### Work instructions
Set down each entry from the block beneath, exactly as written.
--- start Extracted information ---
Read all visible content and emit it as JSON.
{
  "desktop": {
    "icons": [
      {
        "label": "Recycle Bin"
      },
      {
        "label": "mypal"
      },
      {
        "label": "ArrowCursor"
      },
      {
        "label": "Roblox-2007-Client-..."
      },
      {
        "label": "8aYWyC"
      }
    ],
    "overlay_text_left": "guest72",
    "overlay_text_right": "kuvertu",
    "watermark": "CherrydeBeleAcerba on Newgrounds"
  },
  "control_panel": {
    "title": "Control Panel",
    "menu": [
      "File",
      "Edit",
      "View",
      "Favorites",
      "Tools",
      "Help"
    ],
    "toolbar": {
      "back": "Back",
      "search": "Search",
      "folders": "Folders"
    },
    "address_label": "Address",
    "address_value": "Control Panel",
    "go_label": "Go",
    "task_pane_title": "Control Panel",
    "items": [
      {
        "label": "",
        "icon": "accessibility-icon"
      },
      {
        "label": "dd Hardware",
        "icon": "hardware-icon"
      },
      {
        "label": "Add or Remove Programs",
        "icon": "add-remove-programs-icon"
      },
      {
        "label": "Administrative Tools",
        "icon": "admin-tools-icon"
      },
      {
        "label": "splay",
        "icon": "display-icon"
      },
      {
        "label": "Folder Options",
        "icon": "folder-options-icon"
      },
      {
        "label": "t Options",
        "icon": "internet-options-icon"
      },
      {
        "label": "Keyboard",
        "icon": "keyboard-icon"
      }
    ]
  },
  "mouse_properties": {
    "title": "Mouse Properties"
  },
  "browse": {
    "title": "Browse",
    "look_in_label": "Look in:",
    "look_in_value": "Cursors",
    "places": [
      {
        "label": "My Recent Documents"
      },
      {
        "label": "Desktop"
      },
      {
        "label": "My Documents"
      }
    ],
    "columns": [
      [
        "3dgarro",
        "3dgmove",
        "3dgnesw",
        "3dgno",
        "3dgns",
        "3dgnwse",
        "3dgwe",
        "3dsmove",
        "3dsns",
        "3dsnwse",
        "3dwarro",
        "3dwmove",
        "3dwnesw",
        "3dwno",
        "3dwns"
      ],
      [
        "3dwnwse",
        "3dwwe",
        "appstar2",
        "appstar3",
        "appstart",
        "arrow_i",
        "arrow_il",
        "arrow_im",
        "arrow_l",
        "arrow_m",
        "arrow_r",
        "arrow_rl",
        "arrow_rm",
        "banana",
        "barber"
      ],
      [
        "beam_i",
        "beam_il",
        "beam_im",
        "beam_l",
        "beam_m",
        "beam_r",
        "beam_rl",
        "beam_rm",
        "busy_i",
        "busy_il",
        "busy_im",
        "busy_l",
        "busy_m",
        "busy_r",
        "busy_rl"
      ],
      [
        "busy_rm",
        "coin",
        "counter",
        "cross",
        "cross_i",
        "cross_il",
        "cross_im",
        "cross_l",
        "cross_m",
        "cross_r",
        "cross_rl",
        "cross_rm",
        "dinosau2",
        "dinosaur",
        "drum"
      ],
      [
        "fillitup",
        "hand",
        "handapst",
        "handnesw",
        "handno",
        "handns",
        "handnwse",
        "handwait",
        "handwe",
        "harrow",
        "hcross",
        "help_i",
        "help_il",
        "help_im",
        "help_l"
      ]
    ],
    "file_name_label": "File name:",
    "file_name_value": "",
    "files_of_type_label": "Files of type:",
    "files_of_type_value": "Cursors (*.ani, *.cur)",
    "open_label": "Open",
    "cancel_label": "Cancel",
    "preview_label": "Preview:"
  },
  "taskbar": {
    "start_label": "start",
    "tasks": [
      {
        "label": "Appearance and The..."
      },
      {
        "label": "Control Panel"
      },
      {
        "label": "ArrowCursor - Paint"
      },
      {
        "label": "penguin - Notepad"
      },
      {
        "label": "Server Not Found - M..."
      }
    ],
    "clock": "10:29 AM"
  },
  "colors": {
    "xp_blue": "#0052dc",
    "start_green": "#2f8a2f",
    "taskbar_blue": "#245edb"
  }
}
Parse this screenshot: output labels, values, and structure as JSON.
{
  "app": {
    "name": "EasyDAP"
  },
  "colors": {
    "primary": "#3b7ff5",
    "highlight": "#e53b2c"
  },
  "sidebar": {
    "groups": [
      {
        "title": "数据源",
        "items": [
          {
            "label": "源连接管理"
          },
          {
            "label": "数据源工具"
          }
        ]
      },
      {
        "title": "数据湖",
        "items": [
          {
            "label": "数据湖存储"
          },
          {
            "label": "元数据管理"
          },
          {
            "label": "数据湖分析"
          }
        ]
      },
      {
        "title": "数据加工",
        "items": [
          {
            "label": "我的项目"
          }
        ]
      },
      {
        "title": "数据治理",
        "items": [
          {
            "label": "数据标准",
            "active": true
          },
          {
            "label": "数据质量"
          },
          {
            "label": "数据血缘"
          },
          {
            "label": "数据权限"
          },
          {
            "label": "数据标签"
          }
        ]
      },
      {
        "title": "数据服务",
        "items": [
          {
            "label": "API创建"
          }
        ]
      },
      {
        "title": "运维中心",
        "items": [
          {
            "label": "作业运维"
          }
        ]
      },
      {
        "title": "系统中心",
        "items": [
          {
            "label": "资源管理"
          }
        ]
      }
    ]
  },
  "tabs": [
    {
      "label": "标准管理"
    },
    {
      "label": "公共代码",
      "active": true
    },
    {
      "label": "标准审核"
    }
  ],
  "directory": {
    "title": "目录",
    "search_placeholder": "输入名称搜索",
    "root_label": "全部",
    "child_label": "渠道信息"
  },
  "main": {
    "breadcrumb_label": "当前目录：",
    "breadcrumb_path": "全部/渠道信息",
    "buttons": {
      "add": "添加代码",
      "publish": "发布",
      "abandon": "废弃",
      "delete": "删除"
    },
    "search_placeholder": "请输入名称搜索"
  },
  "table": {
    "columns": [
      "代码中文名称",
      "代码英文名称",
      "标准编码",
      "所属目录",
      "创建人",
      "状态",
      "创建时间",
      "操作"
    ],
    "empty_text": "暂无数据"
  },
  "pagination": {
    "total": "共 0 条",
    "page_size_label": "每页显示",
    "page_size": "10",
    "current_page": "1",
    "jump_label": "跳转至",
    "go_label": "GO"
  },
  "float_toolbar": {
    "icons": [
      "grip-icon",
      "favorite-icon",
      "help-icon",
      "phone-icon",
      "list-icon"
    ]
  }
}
--- end Extracted information ---
### Full output
Read all visible content and emit it as JSON.
{
  "desktop": {
    "icons": [
      {
        "label": "Recycle Bin"
      },
      {
        "label": "mypal"
      },
      {
        "label": "ArrowCursor"
      },
      {
        "label": "Roblox-2007-Client-..."
      },
      {
        "label": "8aYWyC"
      }
    ],
    "overlay_text_left": "guest72",
    "overlay_text_right": "kuvertu",
    "watermark": "CherrydeBeleAcerba on Newgrounds"
  },
  "control_panel": {
    "title": "Control Panel",
    "menu": [
      "File",
      "Edit",
      "View",
      "Favorites",
      "Tools",
      "Help"
    ],
    "toolbar": {
      "back": "Back",
      "search": "Search",
      "folders": "Folders"
    },
    "address_label": "Address",
    "address_value": "Control Panel",
    "go_label": "Go",
    "task_pane_title": "Control Panel",
    "items": [
      {
        "label": "",
        "icon": "accessibility-icon"
      },
      {
        "label": "dd Hardware",
        "icon": "hardware-icon"
      },
      {
        "label": "Add or Remove Programs",
        "icon": "add-remove-programs-icon"
      },
      {
        "label": "Administrative Tools",
        "icon": "admin-tools-icon"
      },
      {
        "label": "splay",
        "icon": "display-icon"
      },
      {
        "label": "Folder Options",
        "icon": "folder-options-icon"
      },
      {
        "label": "t Options",
        "icon": "internet-options-icon"
      },
      {
        "label": "Keyboard",
        "icon": "keyboard-icon"
      }
    ]
  },
  "mouse_properties": {
    "title": "Mouse Properties"
  },
  "browse": {
    "title": "Browse",
    "look_in_label": "Look in:",
    "look_in_value": "Cursors",
    "places": [
      {
        "label": "My Recent Documents"
      },
      {
        "label": "Desktop"
      },
      {
        "label": "My Documents"
      }
    ],
    "columns": [
      [
        "3dgarro",
        "3dgmove",
        "3dgnesw",
        "3dgno",
        "3dgns",
        "3dgnwse",
        "3dgwe",
        "3dsmove",
        "3dsns",
        "3dsnwse",
        "3dwarro",
        "3dwmove",
        "3dwnesw",
        "3dwno",
        "3dwns"
      ],
      [
        "3dwnwse",
        "3dwwe",
        "appstar2",
        "appstar3",
        "appstart",
        "arrow_i",
        "arrow_il",
        "arrow_im",
        "arrow_l",
        "arrow_m",
        "arrow_r",
        "arrow_rl",
        "arrow_rm",
        "banana",
        "barber"
      ],
      [
        "beam_i",
        "beam_il",
        "beam_im",
        "beam_l",
        "beam_m",
        "beam_r",
        "beam_rl",
        "beam_rm",
        "busy_i",
        "busy_il",
        "busy_im",
        "busy_l",
        "busy_m",
        "busy_r",
        "busy_rl"
      ],
      [
        "busy_rm",
        "coin",
        "counter",
        "cross",
        "cross_i",
        "cross_il",
        "cross_im",
        "cross_l",
        "cross_m",
        "cross_r",
        "cross_rl",
        "cross_rm",
        "dinosau2",
        "dinosaur",
        "drum"
      ],
      [
        "fillitup",
        "hand",
        "handapst",
        "handnesw",
        "handno",
        "handns",
        "handnwse",
        "handwait",
        "handwe",
        "harrow",
        "hcross",
        "help_i",
        "help_il",
        "help_im",
        "help_l"
      ]
    ],
    "file_name_label": "File name:",
    "file_name_value": "",
    "files_of_type_label": "Files of type:",
    "files_of_type_value": "Cursors (*.ani, *.cur)",
    "open_label": "Open",
    "cancel_label": "Cancel",
    "preview_label": "Preview:"
  },
  "taskbar": {
    "start_label": "start",
    "tasks": [
      {
        "label": "Appearance and The..."
      },
      {
        "label": "Control Panel"
      },
      {
        "label": "ArrowCursor - Paint"
      },
      {
        "label": "penguin - Notepad"
      },
      {
        "label": "Server Not Found - M..."
      }
    ],
    "clock": "10:29 AM"
  },
  "colors": {
    "xp_blue": "#0052dc",
    "start_green": "#2f8a2f",
    "taskbar_blue": "#245edb"
  }
}
Parse this screenshot: output labels, values, and structure as JSON.
{
  "app": {
    "name": "EasyDAP"
  },
  "colors": {
    "primary": "#3b7ff5",
    "highlight": "#e53b2c"
  },
  "sidebar": {
    "groups": [
      {
        "title": "数据源",
        "items": [
          {
            "label": "源连接管理"
          },
          {
            "label": "数据源工具"
          }
        ]
      },
      {
        "title": "数据湖",
        "items": [
          {
            "label": "数据湖存储"
          },
          {
            "label": "元数据管理"
          },
          {
            "label": "数据湖分析"
          }
        ]
      },
      {
        "title": "数据加工",
        "items": [
          {
            "label": "我的项目"
          }
        ]
      },
      {
        "title": "数据治理",
        "items": [
          {
            "label": "数据标准",
            "active": true
          },
          {
            "label": "数据质量"
          },
          {
            "label": "数据血缘"
          },
          {
            "label": "数据权限"
          },
          {
            "label": "数据标签"
          }
        ]
      },
      {
        "title": "数据服务",
        "items": [
          {
            "label": "API创建"
          }
        ]
      },
      {
        "title": "运维中心",
        "items": [
          {
            "label": "作业运维"
          }
        ]
      },
      {
        "title": "系统中心",
        "items": [
          {
            "label": "资源管理"
          }
        ]
      }
    ]
  },
  "tabs": [
    {
      "label": "标准管理"
    },
    {
      "label": "公共代码",
      "active": true
    },
    {
      "label": "标准审核"
    }
  ],
  "directory": {
    "title": "目录",
    "search_placeholder": "输入名称搜索",
    "root_label": "全部",
    "child_label": "渠道信息"
  },
  "main": {
    "breadcrumb_label": "当前目录：",
    "breadcrumb_path": "全部/渠道信息",
    "buttons": {
      "add": "添加代码",
      "publish": "发布",
      "abandon": "废弃",
      "delete": "删除"
    },
    "search_placeholder": "请输入名称搜索"
  },
  "table": {
    "columns": [
      "代码中文名称",
      "代码英文名称",
      "标准编码",
      "所属目录",
      "创建人",
      "状态",
      "创建时间",
      "操作"
    ],
    "empty_text": "暂无数据"
  },
  "pagination": {
    "total": "共 0 条",
    "page_size_label": "每页显示",
    "page_size": "10",
    "current_page": "1",
    "jump_label": "跳转至",
    "go_label": "GO"
  },
  "float_toolbar": {
    "icons": [
      "grip-icon",
      "favorite-icon",
      "help-icon",
      "phone-icon",
      "list-icon"
    ]
  }
}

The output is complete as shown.